# [Written exercise]
Collect all lines from the records below that include the word "建筑室内设计".

======== Material

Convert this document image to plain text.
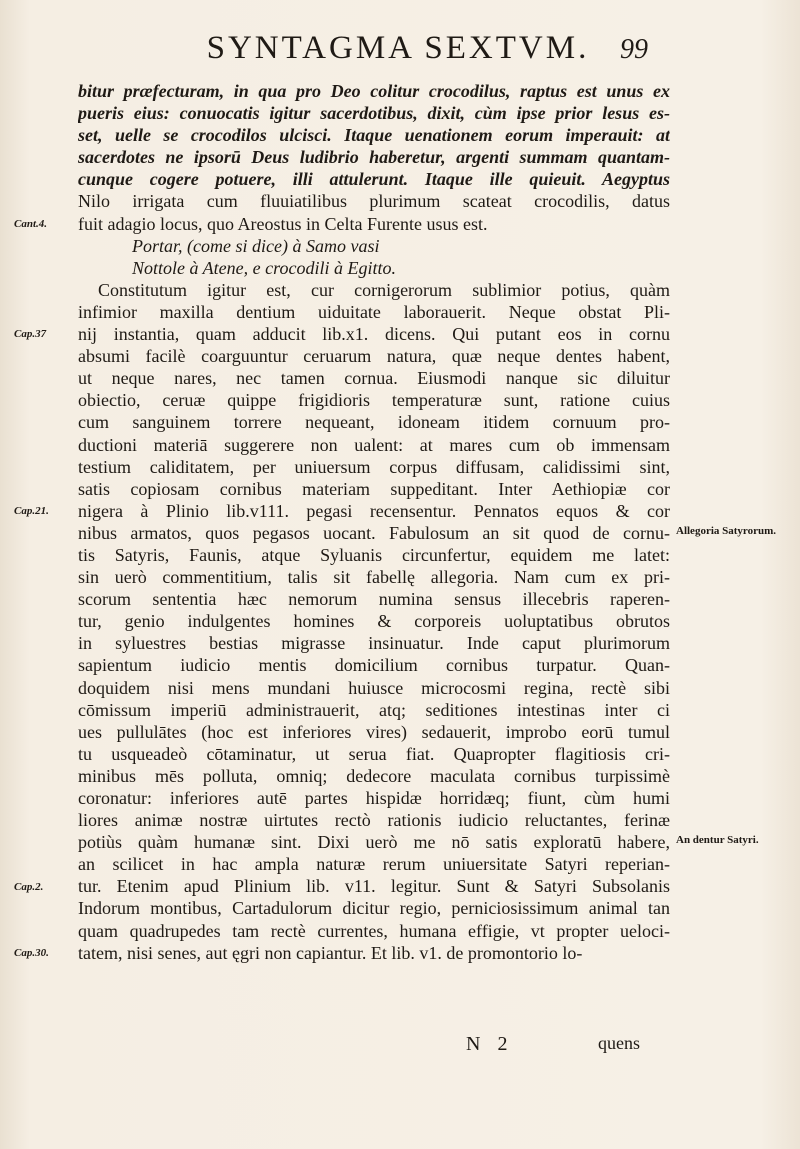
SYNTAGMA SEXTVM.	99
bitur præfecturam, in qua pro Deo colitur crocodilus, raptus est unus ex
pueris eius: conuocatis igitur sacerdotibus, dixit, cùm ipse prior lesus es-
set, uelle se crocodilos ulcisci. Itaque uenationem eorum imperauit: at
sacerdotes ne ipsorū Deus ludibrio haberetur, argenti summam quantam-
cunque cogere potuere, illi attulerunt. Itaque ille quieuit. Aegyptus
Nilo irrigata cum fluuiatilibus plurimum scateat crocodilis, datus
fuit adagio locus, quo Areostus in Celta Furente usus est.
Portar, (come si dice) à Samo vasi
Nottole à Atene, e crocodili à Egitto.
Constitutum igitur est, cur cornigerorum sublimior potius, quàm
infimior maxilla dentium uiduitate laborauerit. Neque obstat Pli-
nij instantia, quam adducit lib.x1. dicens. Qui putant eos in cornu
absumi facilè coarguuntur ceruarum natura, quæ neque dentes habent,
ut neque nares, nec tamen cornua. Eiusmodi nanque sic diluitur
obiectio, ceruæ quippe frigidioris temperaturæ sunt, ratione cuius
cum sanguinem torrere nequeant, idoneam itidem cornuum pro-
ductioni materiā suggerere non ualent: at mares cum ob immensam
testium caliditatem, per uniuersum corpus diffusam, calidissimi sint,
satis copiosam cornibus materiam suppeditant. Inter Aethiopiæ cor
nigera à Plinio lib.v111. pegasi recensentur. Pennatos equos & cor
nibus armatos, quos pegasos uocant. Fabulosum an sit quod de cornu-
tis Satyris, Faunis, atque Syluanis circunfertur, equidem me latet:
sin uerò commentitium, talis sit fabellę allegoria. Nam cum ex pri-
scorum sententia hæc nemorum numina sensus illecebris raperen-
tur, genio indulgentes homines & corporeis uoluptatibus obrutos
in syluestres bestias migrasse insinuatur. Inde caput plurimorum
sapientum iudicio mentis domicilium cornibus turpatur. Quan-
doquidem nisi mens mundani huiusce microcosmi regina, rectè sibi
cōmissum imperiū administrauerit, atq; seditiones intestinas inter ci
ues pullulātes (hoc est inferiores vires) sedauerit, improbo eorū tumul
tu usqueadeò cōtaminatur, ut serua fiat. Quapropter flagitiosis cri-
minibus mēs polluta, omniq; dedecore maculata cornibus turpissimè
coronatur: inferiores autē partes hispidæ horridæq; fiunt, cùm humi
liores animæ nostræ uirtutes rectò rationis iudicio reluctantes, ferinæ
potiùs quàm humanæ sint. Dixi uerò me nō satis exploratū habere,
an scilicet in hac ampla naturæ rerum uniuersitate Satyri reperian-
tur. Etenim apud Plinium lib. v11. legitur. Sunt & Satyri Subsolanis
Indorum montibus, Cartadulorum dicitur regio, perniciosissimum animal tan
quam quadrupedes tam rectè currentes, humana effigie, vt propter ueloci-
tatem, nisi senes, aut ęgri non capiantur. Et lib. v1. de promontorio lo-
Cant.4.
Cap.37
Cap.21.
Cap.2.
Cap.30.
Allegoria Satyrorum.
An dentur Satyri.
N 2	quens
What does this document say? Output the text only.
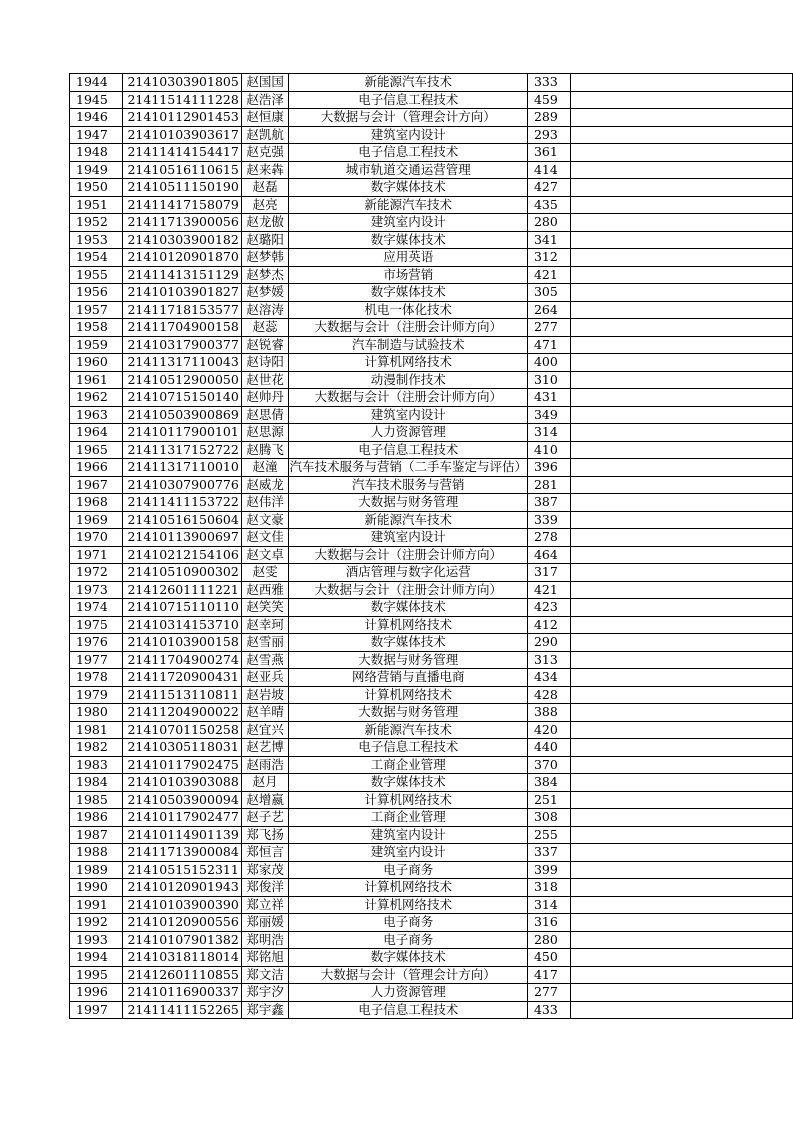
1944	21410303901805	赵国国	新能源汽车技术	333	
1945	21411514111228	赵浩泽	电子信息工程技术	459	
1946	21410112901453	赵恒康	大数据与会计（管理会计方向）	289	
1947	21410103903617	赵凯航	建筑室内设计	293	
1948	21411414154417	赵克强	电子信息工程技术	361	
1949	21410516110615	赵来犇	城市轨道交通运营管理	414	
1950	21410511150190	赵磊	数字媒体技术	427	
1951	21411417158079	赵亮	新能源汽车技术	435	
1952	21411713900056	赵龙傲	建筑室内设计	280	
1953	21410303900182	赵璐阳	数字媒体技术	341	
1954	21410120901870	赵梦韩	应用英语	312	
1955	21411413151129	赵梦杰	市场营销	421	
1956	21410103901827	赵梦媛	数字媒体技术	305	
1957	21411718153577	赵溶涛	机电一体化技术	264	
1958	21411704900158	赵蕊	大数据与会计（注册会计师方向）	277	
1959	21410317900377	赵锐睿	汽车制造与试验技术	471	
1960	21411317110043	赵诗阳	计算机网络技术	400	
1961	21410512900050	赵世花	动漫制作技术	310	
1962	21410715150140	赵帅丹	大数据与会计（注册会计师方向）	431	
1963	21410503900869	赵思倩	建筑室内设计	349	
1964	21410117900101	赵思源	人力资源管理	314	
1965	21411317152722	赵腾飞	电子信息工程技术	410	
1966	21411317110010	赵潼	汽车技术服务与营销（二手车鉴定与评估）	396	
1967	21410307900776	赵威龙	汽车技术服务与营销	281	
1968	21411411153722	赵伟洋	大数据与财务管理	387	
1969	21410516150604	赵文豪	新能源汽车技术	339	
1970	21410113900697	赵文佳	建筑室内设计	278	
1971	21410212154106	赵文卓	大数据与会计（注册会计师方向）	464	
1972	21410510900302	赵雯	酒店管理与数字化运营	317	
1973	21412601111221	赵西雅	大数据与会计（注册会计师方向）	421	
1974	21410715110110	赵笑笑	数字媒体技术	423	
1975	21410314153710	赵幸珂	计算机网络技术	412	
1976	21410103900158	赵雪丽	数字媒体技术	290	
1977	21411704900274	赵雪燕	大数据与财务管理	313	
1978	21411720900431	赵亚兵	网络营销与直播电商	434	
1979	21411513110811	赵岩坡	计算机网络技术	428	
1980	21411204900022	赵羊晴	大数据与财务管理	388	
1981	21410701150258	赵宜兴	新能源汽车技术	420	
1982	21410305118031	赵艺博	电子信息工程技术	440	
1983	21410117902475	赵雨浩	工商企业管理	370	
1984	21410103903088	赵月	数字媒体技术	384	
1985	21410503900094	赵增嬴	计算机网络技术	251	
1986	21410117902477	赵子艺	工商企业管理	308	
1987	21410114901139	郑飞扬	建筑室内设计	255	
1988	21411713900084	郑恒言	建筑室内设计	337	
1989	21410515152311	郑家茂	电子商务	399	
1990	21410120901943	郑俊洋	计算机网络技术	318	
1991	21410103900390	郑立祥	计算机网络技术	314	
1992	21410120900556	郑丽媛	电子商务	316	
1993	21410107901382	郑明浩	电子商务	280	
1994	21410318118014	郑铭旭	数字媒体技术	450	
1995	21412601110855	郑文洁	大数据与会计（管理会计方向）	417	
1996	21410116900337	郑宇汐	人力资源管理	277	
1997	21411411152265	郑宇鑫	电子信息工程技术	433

================
======== Material

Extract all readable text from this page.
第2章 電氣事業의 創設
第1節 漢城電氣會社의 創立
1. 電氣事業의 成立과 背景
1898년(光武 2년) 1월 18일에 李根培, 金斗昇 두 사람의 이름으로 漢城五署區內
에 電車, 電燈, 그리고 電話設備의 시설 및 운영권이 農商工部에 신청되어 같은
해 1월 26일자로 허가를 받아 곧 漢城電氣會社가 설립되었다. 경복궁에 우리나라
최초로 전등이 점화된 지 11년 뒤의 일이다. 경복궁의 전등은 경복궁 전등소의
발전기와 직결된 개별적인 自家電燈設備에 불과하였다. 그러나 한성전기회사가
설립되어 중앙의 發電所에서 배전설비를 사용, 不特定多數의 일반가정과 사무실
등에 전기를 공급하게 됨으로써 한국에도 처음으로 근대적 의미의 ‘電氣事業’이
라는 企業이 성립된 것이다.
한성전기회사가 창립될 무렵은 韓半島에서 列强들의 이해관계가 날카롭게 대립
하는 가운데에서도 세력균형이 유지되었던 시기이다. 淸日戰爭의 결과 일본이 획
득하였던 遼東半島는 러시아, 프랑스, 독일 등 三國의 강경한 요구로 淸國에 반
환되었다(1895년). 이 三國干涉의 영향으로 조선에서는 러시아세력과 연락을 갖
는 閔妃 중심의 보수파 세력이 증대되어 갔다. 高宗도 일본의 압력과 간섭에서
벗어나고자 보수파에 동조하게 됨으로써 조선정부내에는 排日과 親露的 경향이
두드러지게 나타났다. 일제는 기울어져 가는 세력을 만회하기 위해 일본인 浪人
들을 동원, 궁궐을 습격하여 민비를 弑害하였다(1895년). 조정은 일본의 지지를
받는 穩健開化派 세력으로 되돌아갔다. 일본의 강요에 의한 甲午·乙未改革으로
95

================
======== Material

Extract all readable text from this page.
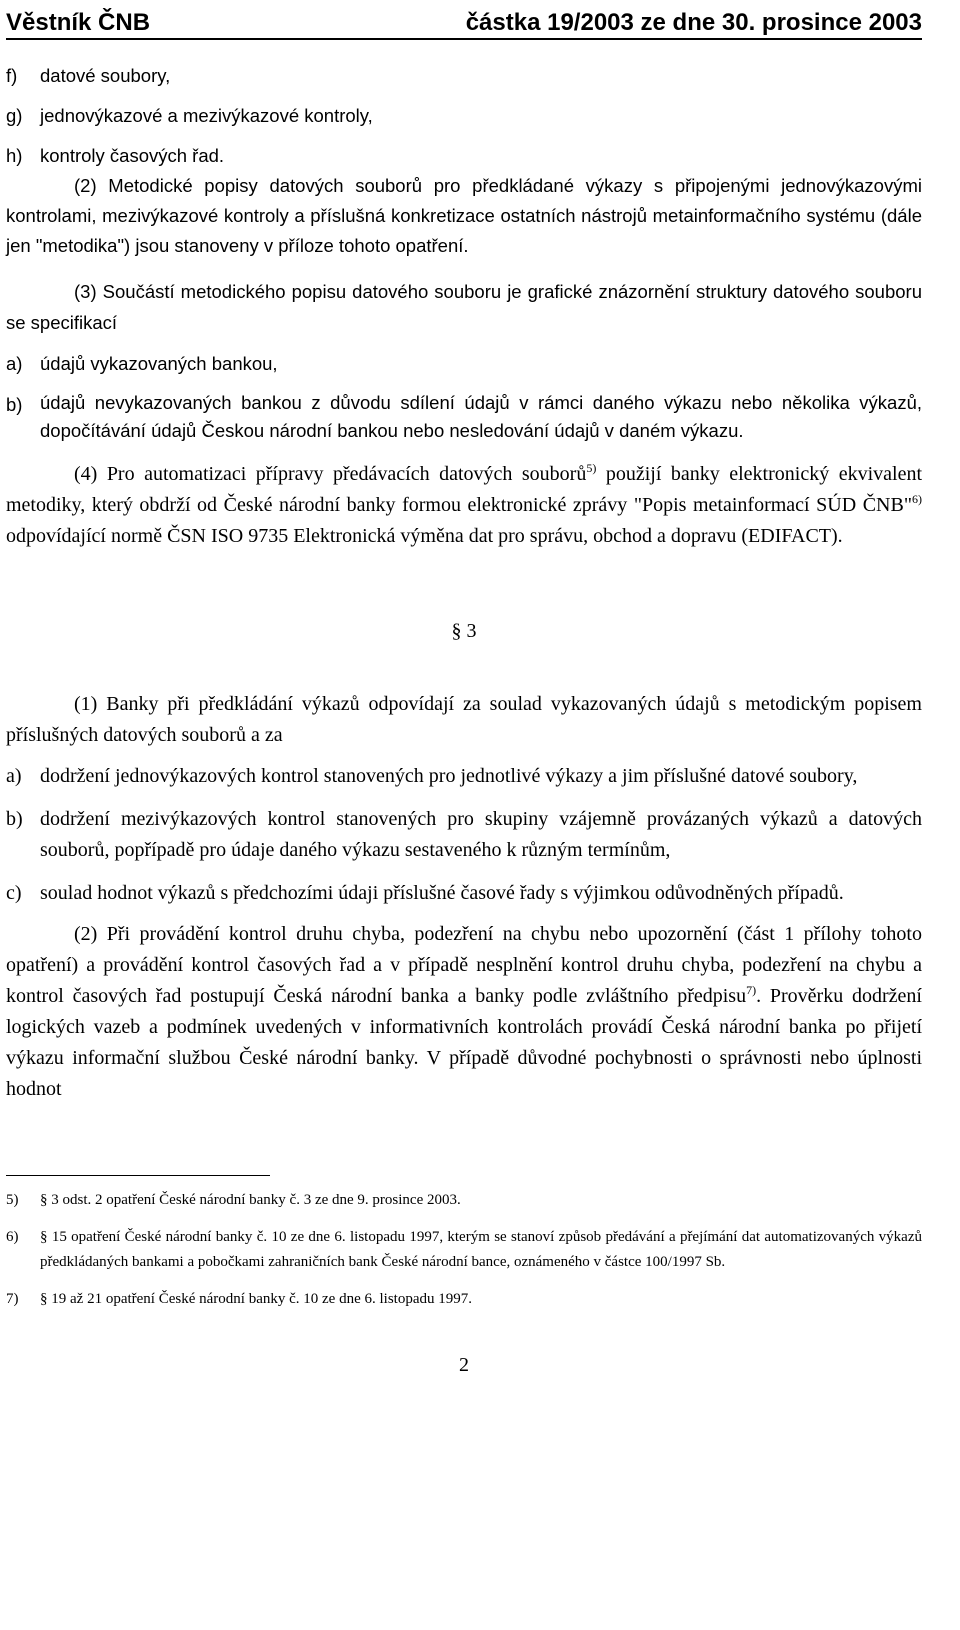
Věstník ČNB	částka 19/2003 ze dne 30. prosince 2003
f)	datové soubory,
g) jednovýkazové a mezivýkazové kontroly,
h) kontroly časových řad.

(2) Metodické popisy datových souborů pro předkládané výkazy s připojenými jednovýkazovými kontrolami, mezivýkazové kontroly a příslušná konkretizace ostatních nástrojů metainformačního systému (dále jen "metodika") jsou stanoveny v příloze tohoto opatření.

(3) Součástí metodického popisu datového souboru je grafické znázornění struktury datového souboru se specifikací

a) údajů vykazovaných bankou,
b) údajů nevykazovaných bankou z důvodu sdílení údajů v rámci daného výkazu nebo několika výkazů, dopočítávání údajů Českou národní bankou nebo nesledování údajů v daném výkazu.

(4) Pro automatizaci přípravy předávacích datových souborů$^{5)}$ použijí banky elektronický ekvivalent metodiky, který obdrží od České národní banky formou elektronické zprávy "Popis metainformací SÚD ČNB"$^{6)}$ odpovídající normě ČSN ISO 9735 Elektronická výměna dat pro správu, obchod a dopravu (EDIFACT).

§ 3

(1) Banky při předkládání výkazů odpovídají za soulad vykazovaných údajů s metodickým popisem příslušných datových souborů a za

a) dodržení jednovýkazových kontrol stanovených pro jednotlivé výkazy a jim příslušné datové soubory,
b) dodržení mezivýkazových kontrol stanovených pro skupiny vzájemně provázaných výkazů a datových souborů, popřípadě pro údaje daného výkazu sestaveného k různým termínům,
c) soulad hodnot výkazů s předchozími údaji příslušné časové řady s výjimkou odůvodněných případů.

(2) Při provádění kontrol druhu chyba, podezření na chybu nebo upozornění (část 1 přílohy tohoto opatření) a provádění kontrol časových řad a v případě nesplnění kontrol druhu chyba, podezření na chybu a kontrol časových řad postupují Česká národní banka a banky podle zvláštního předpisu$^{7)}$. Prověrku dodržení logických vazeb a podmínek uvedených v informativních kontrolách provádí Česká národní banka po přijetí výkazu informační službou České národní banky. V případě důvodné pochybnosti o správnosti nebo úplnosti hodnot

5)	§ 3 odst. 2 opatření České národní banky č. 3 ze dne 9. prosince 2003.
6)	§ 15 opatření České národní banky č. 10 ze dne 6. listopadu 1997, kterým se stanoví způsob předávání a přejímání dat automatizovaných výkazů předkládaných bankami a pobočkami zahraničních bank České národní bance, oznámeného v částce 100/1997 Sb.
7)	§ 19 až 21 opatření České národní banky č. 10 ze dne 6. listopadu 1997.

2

================

# [Result of this exercise]
1947	21410103903617	赵凯航	建筑室内设计	293	
1952	21411713900056	赵龙傲	建筑室内设计	280	
1963	21410503900869	赵思倩	建筑室内设计	349	
1970	21410113900697	赵文佳	建筑室内设计	278	
1987	21410114901139	郑飞扬	建筑室内设计	255	
1988	21411713900084	郑恒言	建筑室内设计	337	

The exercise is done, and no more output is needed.